=== EXERCISE ===
Set down each entry exactly as given; pictures should not appear in the copy.

=== MATERIAL SHOWN ===
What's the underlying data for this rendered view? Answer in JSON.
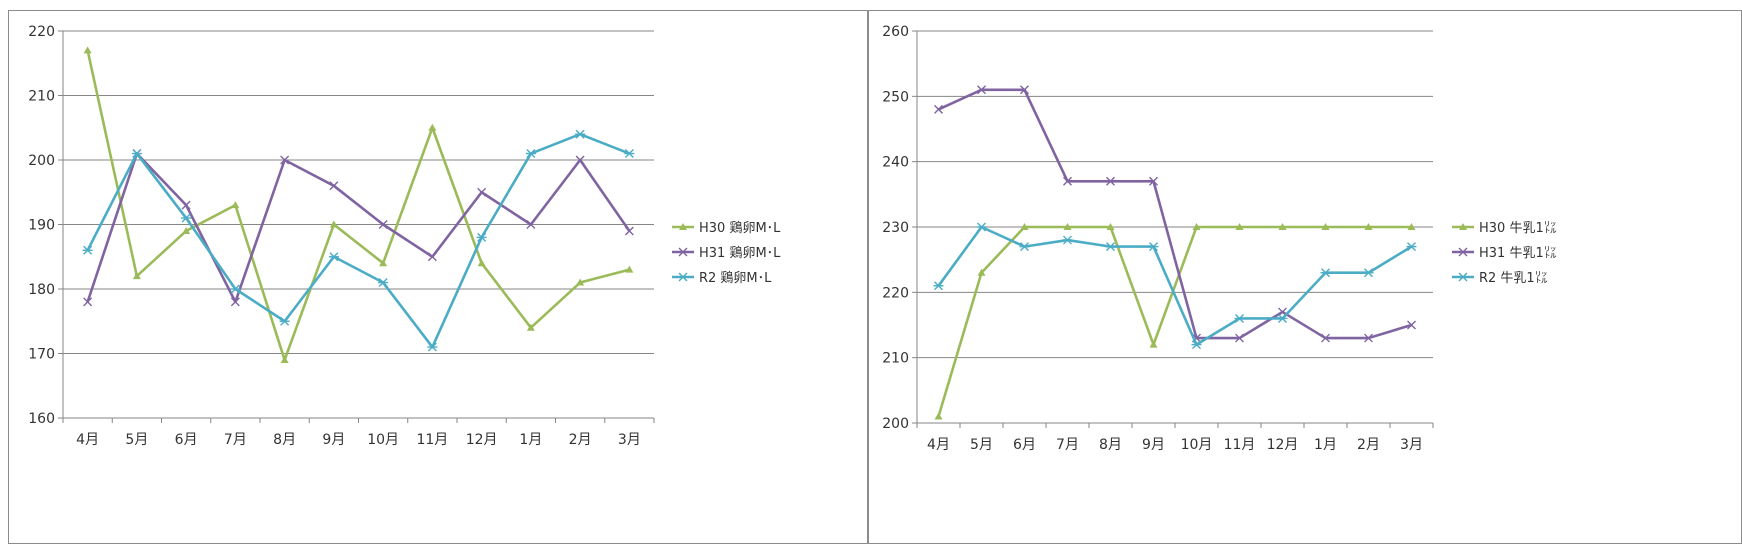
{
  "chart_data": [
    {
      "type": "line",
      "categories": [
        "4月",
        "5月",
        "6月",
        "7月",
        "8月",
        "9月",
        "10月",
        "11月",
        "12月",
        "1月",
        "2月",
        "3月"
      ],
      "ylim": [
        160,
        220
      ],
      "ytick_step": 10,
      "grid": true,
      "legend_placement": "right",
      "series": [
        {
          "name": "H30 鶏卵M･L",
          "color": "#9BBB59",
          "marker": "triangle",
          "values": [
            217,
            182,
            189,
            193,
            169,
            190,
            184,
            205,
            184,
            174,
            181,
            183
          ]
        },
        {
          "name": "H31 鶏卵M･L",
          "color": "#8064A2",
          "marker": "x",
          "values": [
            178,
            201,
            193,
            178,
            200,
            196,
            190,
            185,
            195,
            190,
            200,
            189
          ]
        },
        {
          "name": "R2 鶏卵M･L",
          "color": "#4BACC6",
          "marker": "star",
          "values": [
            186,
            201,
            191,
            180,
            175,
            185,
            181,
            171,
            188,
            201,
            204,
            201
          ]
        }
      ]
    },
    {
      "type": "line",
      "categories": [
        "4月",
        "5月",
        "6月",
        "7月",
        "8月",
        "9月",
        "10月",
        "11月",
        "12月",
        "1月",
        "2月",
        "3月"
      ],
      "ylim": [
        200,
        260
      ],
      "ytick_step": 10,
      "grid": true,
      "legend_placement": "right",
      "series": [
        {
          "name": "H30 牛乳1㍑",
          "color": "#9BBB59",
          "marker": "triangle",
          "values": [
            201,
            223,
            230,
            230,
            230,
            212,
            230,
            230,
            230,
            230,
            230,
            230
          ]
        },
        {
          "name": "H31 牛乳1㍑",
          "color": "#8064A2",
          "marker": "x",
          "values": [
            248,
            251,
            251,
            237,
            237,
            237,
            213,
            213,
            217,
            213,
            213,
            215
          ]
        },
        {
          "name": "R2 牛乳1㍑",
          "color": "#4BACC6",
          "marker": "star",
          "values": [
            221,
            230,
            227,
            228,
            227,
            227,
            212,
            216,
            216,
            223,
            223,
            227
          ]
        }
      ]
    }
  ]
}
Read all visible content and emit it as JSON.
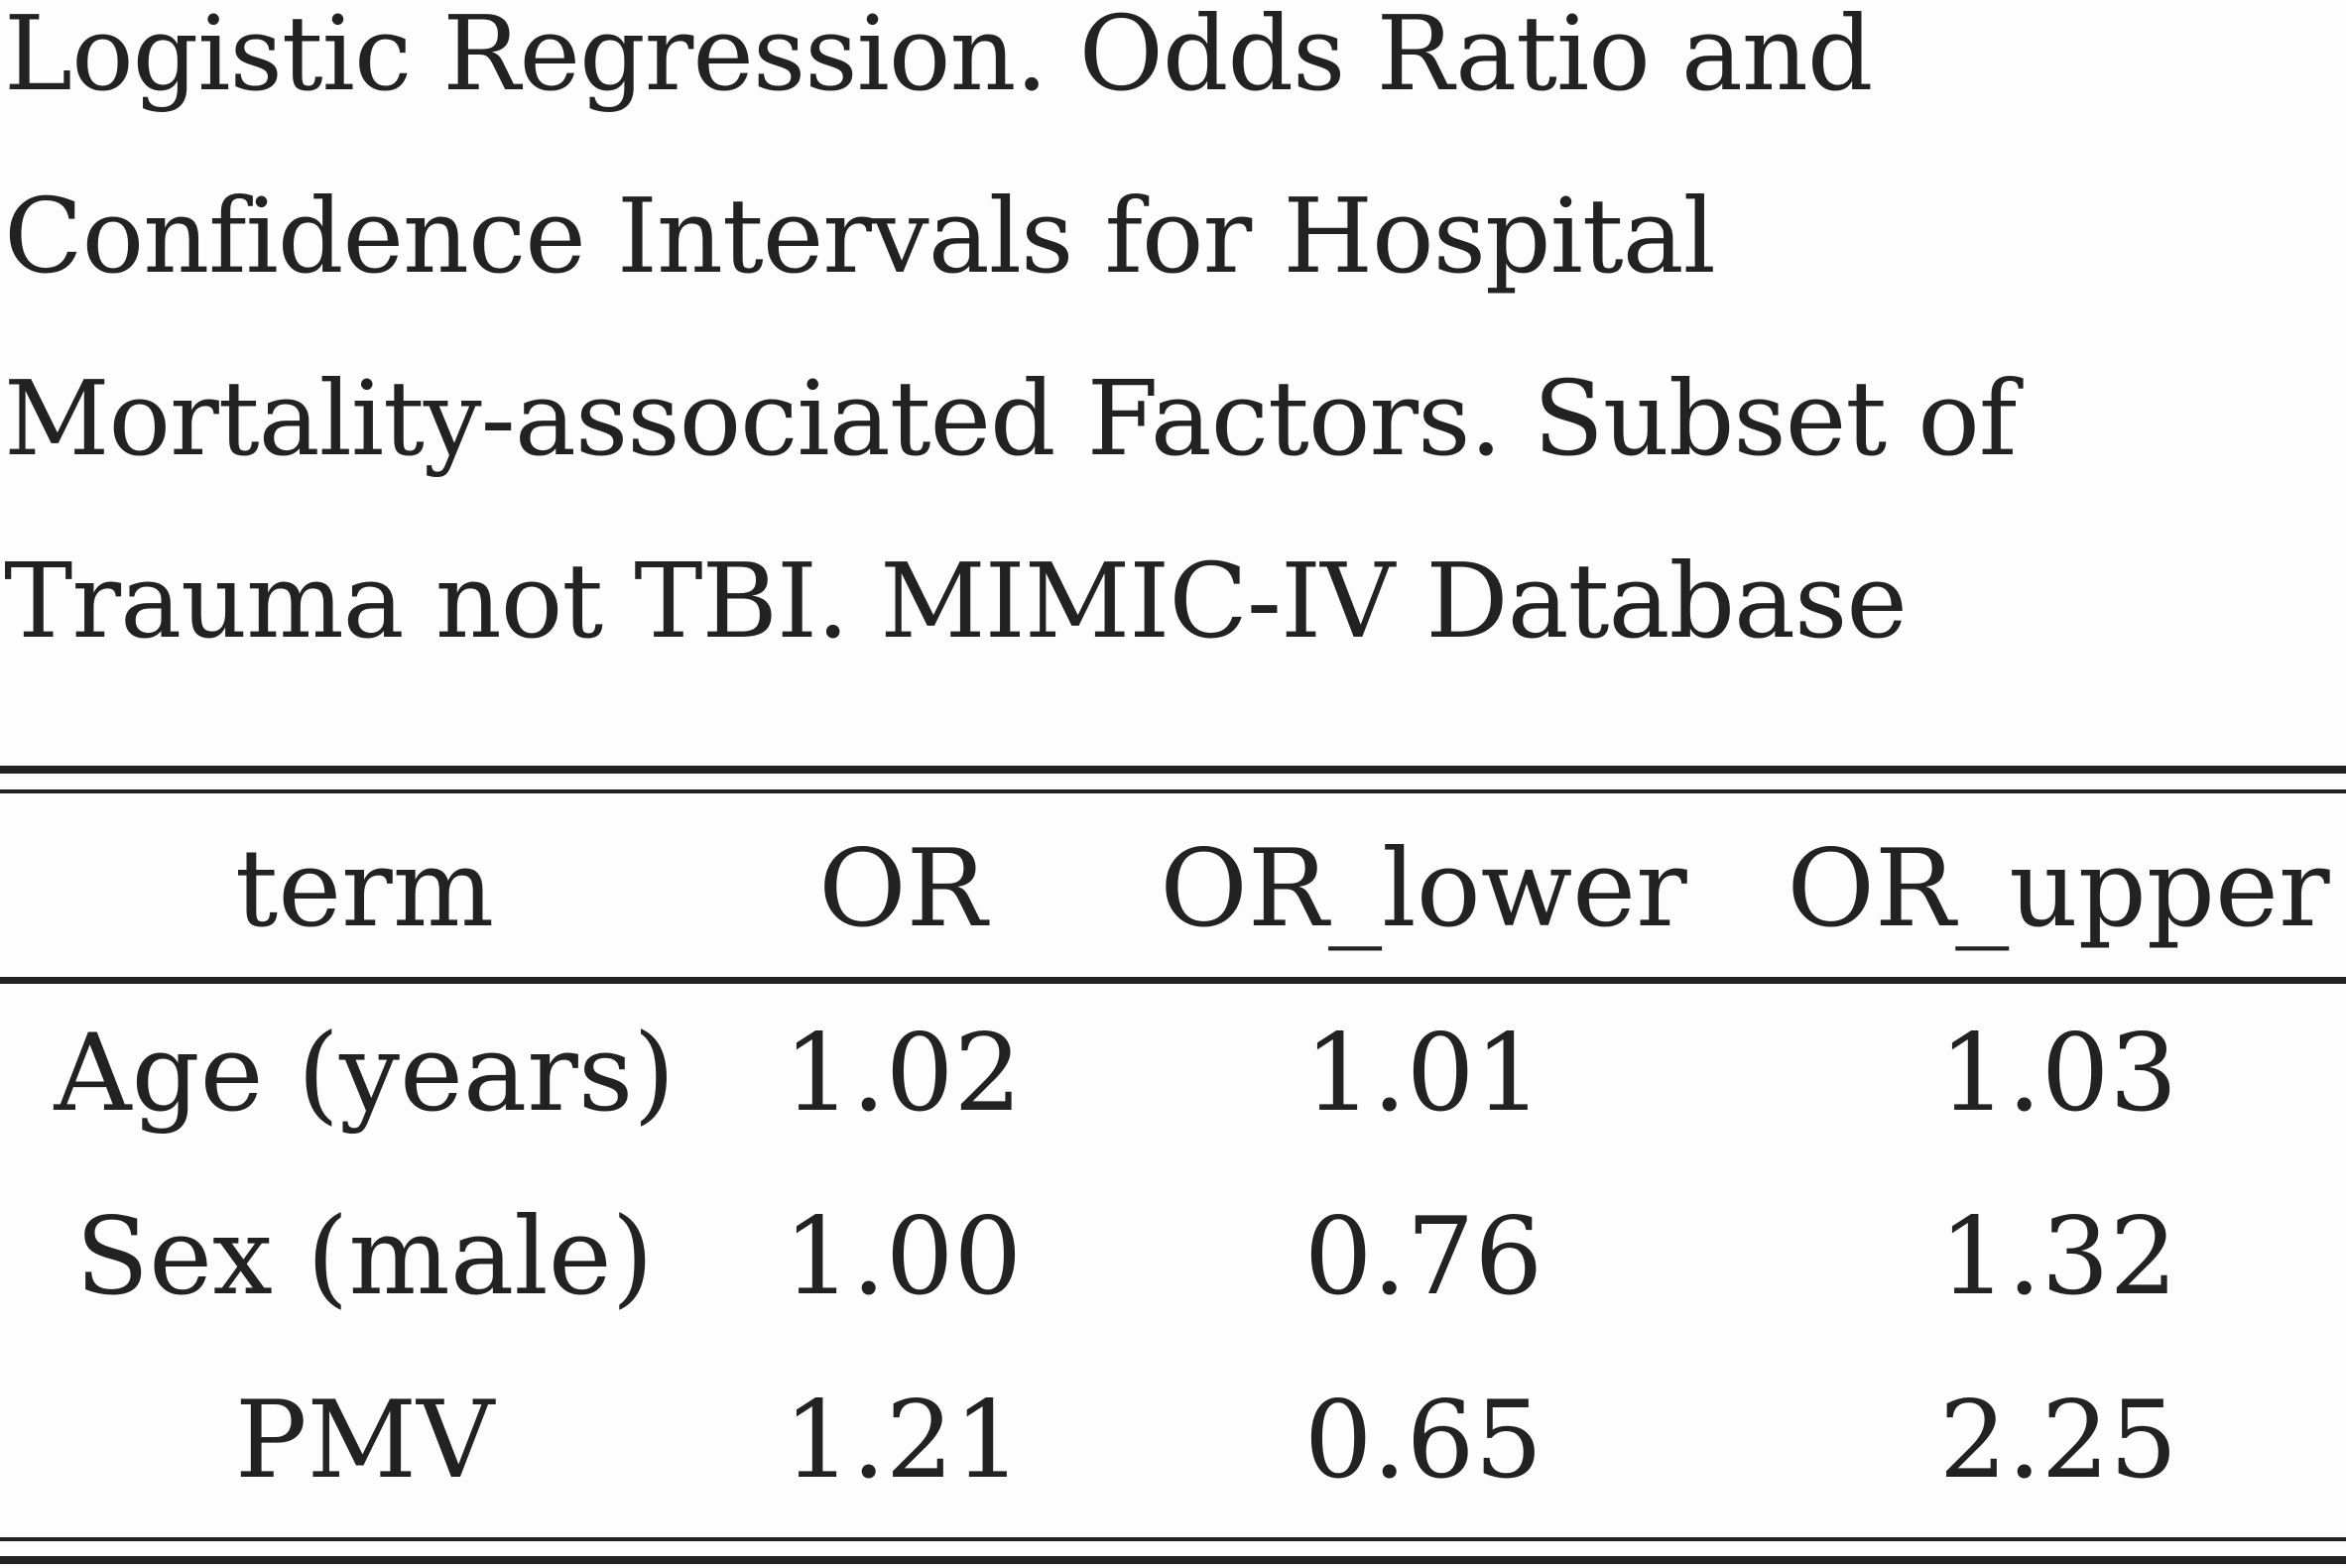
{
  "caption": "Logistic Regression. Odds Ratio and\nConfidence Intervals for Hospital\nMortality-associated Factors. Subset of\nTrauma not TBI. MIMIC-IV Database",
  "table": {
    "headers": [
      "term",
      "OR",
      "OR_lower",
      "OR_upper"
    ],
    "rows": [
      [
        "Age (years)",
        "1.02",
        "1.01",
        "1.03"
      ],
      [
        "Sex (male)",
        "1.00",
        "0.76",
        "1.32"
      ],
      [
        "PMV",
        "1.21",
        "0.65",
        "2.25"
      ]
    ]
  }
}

=== EXERCISE RESULT ===
What's the underlying data for this rendered view? Answer in JSON.
{
  "chart_data": [
    {
      "type": "line",
      "categories": [
        "4月",
        "5月",
        "6月",
        "7月",
        "8月",
        "9月",
        "10月",
        "11月",
        "12月",
        "1月",
        "2月",
        "3月"
      ],
      "ylim": [
        160,
        220
      ],
      "ytick_step": 10,
      "grid": true,
      "legend_placement": "right",
      "series": [
        {
          "name": "H30 鶏卵M･L",
          "color": "#9BBB59",
          "marker": "triangle",
          "values": [
            217,
            182,
            189,
            193,
            169,
            190,
            184,
            205,
            184,
            174,
            181,
            183
          ]
        },
        {
          "name": "H31 鶏卵M･L",
          "color": "#8064A2",
          "marker": "x",
          "values": [
            178,
            201,
            193,
            178,
            200,
            196,
            190,
            185,
            195,
            190,
            200,
            189
          ]
        },
        {
          "name": "R2 鶏卵M･L",
          "color": "#4BACC6",
          "marker": "star",
          "values": [
            186,
            201,
            191,
            180,
            175,
            185,
            181,
            171,
            188,
            201,
            204,
            201
          ]
        }
      ]
    },
    {
      "type": "line",
      "categories": [
        "4月",
        "5月",
        "6月",
        "7月",
        "8月",
        "9月",
        "10月",
        "11月",
        "12月",
        "1月",
        "2月",
        "3月"
      ],
      "ylim": [
        200,
        260
      ],
      "ytick_step": 10,
      "grid": true,
      "legend_placement": "right",
      "series": [
        {
          "name": "H30 牛乳1㍑",
          "color": "#9BBB59",
          "marker": "triangle",
          "values": [
            201,
            223,
            230,
            230,
            230,
            212,
            230,
            230,
            230,
            230,
            230,
            230
          ]
        },
        {
          "name": "H31 牛乳1㍑",
          "color": "#8064A2",
          "marker": "x",
          "values": [
            248,
            251,
            251,
            237,
            237,
            237,
            213,
            213,
            217,
            213,
            213,
            215
          ]
        },
        {
          "name": "R2 牛乳1㍑",
          "color": "#4BACC6",
          "marker": "star",
          "values": [
            221,
            230,
            227,
            228,
            227,
            227,
            212,
            216,
            216,
            223,
            223,
            227
          ]
        }
      ]
    }
  ]
}
Read all visible content and emit it as JSON.
{
  "caption": "Logistic Regression. Odds Ratio and\nConfidence Intervals for Hospital\nMortality-associated Factors. Subset of\nTrauma not TBI. MIMIC-IV Database",
  "table": {
    "headers": [
      "term",
      "OR",
      "OR_lower",
      "OR_upper"
    ],
    "rows": [
      [
        "Age (years)",
        "1.02",
        "1.01",
        "1.03"
      ],
      [
        "Sex (male)",
        "1.00",
        "0.76",
        "1.32"
      ],
      [
        "PMV",
        "1.21",
        "0.65",
        "2.25"
      ]
    ]
  }
}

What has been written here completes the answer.